Your task is to output the entries below word for word.

* Data shown
START
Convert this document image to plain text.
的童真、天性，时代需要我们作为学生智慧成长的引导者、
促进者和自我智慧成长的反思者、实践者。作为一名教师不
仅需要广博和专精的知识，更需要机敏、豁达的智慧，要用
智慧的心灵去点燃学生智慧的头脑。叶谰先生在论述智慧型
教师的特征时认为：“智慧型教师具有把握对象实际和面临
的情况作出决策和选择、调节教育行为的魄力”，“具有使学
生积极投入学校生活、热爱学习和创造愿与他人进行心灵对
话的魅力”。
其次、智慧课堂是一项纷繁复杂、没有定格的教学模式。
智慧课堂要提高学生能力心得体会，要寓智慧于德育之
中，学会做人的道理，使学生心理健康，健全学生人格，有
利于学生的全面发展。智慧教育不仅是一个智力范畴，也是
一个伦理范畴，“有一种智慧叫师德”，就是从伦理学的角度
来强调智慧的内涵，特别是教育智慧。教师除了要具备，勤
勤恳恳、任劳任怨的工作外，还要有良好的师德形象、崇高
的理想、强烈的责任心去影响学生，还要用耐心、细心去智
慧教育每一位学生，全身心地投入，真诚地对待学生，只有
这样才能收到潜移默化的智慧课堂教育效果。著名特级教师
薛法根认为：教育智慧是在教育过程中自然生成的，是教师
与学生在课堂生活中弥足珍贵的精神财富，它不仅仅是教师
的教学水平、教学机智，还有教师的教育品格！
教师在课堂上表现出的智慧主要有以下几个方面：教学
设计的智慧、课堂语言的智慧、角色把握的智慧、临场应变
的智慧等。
END
* Answer in full
Convert this document image to plain text.
的童真、天性，时代需要我们作为学生智慧成长的引导者、
促进者和自我智慧成长的反思者、实践者。作为一名教师不
仅需要广博和专精的知识，更需要机敏、豁达的智慧，要用
智慧的心灵去点燃学生智慧的头脑。叶谰先生在论述智慧型
教师的特征时认为：“智慧型教师具有把握对象实际和面临
的情况作出决策和选择、调节教育行为的魄力”，“具有使学
生积极投入学校生活、热爱学习和创造愿与他人进行心灵对
话的魅力”。
其次、智慧课堂是一项纷繁复杂、没有定格的教学模式。
智慧课堂要提高学生能力心得体会，要寓智慧于德育之
中，学会做人的道理，使学生心理健康，健全学生人格，有
利于学生的全面发展。智慧教育不仅是一个智力范畴，也是
一个伦理范畴，“有一种智慧叫师德”，就是从伦理学的角度
来强调智慧的内涵，特别是教育智慧。教师除了要具备，勤
勤恳恳、任劳任怨的工作外，还要有良好的师德形象、崇高
的理想、强烈的责任心去影响学生，还要用耐心、细心去智
慧教育每一位学生，全身心地投入，真诚地对待学生，只有
这样才能收到潜移默化的智慧课堂教育效果。著名特级教师
薛法根认为：教育智慧是在教育过程中自然生成的，是教师
与学生在课堂生活中弥足珍贵的精神财富，它不仅仅是教师
的教学水平、教学机智，还有教师的教育品格！
教师在课堂上表现出的智慧主要有以下几个方面：教学
设计的智慧、课堂语言的智慧、角色把握的智慧、临场应变
的智慧等。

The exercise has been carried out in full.